___ DATASET ENTRIES ___
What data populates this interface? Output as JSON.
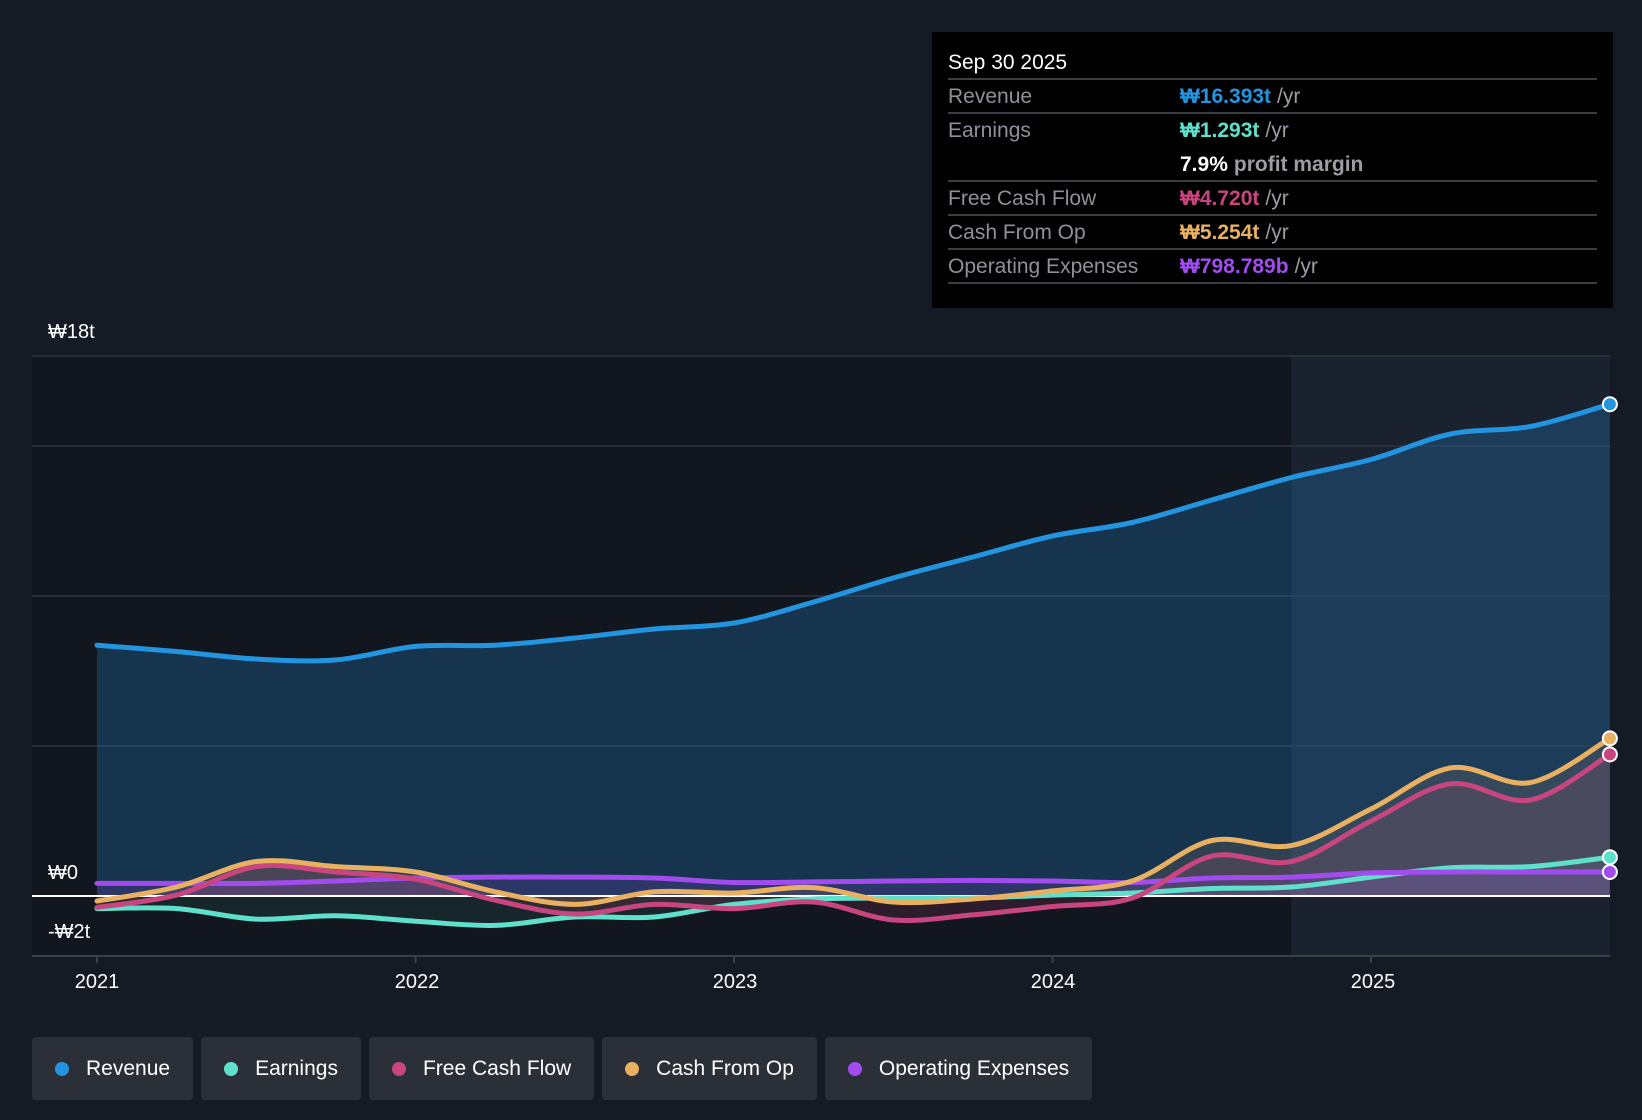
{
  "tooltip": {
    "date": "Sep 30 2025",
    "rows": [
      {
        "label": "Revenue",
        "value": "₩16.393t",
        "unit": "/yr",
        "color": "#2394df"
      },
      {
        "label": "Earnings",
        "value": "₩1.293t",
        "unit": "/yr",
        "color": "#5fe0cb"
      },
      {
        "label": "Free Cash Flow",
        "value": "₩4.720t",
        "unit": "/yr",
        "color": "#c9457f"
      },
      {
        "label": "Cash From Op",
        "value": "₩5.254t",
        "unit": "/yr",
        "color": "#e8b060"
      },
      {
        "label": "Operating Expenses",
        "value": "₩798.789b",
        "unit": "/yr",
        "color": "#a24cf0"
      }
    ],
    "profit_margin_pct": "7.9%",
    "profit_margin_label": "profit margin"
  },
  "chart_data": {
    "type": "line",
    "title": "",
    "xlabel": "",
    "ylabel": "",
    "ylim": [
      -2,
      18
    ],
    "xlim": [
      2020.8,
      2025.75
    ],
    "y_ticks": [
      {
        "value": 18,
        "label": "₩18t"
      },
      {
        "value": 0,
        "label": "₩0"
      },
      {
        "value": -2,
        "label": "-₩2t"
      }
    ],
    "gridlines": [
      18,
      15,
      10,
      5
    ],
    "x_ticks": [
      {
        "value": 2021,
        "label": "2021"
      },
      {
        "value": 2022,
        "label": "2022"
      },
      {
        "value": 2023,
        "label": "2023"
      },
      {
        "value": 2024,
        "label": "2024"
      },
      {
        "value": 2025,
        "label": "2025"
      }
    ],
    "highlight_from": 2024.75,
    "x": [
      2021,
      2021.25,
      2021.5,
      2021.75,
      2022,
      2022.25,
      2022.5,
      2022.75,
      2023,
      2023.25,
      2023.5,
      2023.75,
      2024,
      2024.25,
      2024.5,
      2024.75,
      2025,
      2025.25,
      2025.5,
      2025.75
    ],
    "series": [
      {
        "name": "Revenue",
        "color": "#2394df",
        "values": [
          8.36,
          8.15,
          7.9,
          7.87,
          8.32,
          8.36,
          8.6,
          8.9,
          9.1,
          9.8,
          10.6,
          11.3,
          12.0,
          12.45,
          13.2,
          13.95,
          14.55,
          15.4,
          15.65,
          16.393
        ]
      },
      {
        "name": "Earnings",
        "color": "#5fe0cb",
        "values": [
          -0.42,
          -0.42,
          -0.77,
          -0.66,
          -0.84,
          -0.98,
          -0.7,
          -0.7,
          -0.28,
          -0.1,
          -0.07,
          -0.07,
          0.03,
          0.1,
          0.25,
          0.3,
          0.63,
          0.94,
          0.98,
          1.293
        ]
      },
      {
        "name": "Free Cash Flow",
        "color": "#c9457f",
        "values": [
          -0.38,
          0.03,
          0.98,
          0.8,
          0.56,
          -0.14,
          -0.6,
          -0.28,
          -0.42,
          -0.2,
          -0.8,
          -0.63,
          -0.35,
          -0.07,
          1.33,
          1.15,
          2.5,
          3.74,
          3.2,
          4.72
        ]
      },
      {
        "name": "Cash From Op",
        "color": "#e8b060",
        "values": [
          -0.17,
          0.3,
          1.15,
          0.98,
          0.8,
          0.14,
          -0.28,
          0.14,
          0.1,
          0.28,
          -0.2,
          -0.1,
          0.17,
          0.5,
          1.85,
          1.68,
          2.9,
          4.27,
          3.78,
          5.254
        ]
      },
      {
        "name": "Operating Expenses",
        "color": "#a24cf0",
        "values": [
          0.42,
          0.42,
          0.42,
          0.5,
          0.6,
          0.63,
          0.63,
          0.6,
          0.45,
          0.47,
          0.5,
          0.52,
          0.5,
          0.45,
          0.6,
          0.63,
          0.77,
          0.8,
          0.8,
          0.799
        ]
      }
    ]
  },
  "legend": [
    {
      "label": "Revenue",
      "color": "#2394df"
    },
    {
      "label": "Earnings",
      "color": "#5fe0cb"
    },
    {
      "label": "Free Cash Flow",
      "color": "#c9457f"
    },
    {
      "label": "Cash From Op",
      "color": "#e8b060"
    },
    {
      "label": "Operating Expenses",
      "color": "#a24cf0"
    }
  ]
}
___
Extract from the material all lines containing the string "Earnings".

        "label": "Earnings",
        "name": "Earnings",
      "label": "Earnings",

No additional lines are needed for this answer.